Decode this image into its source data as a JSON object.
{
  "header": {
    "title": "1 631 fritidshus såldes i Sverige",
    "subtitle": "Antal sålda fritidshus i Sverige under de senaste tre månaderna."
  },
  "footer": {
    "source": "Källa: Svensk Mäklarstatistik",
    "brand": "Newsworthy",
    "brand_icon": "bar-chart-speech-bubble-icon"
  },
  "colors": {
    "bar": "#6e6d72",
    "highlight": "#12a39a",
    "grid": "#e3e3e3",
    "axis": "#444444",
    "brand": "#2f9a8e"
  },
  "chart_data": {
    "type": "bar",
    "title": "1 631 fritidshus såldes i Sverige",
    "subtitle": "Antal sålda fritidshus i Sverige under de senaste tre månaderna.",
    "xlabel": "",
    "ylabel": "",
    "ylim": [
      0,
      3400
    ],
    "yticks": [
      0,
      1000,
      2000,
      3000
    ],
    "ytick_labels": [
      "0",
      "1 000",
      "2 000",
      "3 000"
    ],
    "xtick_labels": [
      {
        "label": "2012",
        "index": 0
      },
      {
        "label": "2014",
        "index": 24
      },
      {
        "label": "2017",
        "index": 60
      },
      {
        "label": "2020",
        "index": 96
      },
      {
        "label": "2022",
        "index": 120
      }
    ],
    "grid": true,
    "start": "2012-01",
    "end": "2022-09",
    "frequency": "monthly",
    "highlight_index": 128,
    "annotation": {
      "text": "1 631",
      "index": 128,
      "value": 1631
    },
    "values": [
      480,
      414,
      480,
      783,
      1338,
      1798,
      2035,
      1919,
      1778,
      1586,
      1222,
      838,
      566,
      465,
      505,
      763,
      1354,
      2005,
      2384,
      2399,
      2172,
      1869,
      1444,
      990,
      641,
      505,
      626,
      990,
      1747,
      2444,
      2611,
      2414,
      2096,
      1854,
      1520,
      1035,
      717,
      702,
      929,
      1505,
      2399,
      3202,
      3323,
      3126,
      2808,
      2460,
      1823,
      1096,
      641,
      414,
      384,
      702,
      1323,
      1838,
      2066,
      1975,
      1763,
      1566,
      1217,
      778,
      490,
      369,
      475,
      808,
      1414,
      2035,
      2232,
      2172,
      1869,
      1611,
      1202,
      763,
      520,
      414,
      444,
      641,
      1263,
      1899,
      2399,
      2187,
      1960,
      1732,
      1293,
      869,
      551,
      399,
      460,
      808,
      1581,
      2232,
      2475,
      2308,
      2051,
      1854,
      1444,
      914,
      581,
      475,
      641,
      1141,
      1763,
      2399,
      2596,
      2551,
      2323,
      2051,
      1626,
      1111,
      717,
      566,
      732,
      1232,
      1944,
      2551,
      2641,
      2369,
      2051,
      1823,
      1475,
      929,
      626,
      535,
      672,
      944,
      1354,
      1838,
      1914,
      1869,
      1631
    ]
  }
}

▶ _What is required_
All of the data shown above must be copied exactly.

▶ _Task result_
Decode this image into its source data as a JSON object.
{
  "header": {
    "title": "1 631 fritidshus såldes i Sverige",
    "subtitle": "Antal sålda fritidshus i Sverige under de senaste tre månaderna."
  },
  "footer": {
    "source": "Källa: Svensk Mäklarstatistik",
    "brand": "Newsworthy",
    "brand_icon": "bar-chart-speech-bubble-icon"
  },
  "colors": {
    "bar": "#6e6d72",
    "highlight": "#12a39a",
    "grid": "#e3e3e3",
    "axis": "#444444",
    "brand": "#2f9a8e"
  },
  "chart_data": {
    "type": "bar",
    "title": "1 631 fritidshus såldes i Sverige",
    "subtitle": "Antal sålda fritidshus i Sverige under de senaste tre månaderna.",
    "xlabel": "",
    "ylabel": "",
    "ylim": [
      0,
      3400
    ],
    "yticks": [
      0,
      1000,
      2000,
      3000
    ],
    "ytick_labels": [
      "0",
      "1 000",
      "2 000",
      "3 000"
    ],
    "xtick_labels": [
      {
        "label": "2012",
        "index": 0
      },
      {
        "label": "2014",
        "index": 24
      },
      {
        "label": "2017",
        "index": 60
      },
      {
        "label": "2020",
        "index": 96
      },
      {
        "label": "2022",
        "index": 120
      }
    ],
    "grid": true,
    "start": "2012-01",
    "end": "2022-09",
    "frequency": "monthly",
    "highlight_index": 128,
    "annotation": {
      "text": "1 631",
      "index": 128,
      "value": 1631
    },
    "values": [
      480,
      414,
      480,
      783,
      1338,
      1798,
      2035,
      1919,
      1778,
      1586,
      1222,
      838,
      566,
      465,
      505,
      763,
      1354,
      2005,
      2384,
      2399,
      2172,
      1869,
      1444,
      990,
      641,
      505,
      626,
      990,
      1747,
      2444,
      2611,
      2414,
      2096,
      1854,
      1520,
      1035,
      717,
      702,
      929,
      1505,
      2399,
      3202,
      3323,
      3126,
      2808,
      2460,
      1823,
      1096,
      641,
      414,
      384,
      702,
      1323,
      1838,
      2066,
      1975,
      1763,
      1566,
      1217,
      778,
      490,
      369,
      475,
      808,
      1414,
      2035,
      2232,
      2172,
      1869,
      1611,
      1202,
      763,
      520,
      414,
      444,
      641,
      1263,
      1899,
      2399,
      2187,
      1960,
      1732,
      1293,
      869,
      551,
      399,
      460,
      808,
      1581,
      2232,
      2475,
      2308,
      2051,
      1854,
      1444,
      914,
      581,
      475,
      641,
      1141,
      1763,
      2399,
      2596,
      2551,
      2323,
      2051,
      1626,
      1111,
      717,
      566,
      732,
      1232,
      1944,
      2551,
      2641,
      2369,
      2051,
      1823,
      1475,
      929,
      626,
      535,
      672,
      944,
      1354,
      1838,
      1914,
      1869,
      1631
    ]
  }
}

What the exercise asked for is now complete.